— Start of DATA FOR THE TASK —

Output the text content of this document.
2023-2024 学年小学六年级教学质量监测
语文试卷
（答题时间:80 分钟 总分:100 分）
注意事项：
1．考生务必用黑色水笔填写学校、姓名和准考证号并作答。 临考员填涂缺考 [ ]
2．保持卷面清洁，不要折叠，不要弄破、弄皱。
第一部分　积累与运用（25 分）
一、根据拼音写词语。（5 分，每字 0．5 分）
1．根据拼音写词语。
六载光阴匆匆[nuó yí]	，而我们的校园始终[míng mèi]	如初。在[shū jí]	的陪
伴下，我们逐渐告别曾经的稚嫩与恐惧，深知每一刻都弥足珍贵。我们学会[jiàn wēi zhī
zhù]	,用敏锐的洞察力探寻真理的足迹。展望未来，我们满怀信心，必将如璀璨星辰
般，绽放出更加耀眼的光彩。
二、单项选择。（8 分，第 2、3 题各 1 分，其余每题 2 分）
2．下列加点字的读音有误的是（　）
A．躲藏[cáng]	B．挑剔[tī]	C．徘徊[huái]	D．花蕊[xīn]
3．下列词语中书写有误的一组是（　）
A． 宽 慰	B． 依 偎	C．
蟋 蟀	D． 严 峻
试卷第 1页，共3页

— End of DATA FOR THE TASK —

▶ DO THIS
Set out the complete listing exactly as shown.

▶ THE ANSWER
Output the text content of this document.
2023-2024 学年小学六年级教学质量监测
语文试卷
（答题时间:80 分钟 总分:100 分）
注意事项：
1．考生务必用黑色水笔填写学校、姓名和准考证号并作答。 临考员填涂缺考 [ ]
2．保持卷面清洁，不要折叠，不要弄破、弄皱。
第一部分　积累与运用（25 分）
一、根据拼音写词语。（5 分，每字 0．5 分）
1．根据拼音写词语。
六载光阴匆匆[nuó yí]	，而我们的校园始终[míng mèi]	如初。在[shū jí]	的陪
伴下，我们逐渐告别曾经的稚嫩与恐惧，深知每一刻都弥足珍贵。我们学会[jiàn wēi zhī
zhù]	,用敏锐的洞察力探寻真理的足迹。展望未来，我们满怀信心，必将如璀璨星辰
般，绽放出更加耀眼的光彩。
二、单项选择。（8 分，第 2、3 题各 1 分，其余每题 2 分）
2．下列加点字的读音有误的是（　）
A．躲藏[cáng]	B．挑剔[tī]	C．徘徊[huái]	D．花蕊[xīn]
3．下列词语中书写有误的一组是（　）
A． 宽 慰	B． 依 偎	C．
蟋 蟀	D． 严 峻
试卷第 1页，共3页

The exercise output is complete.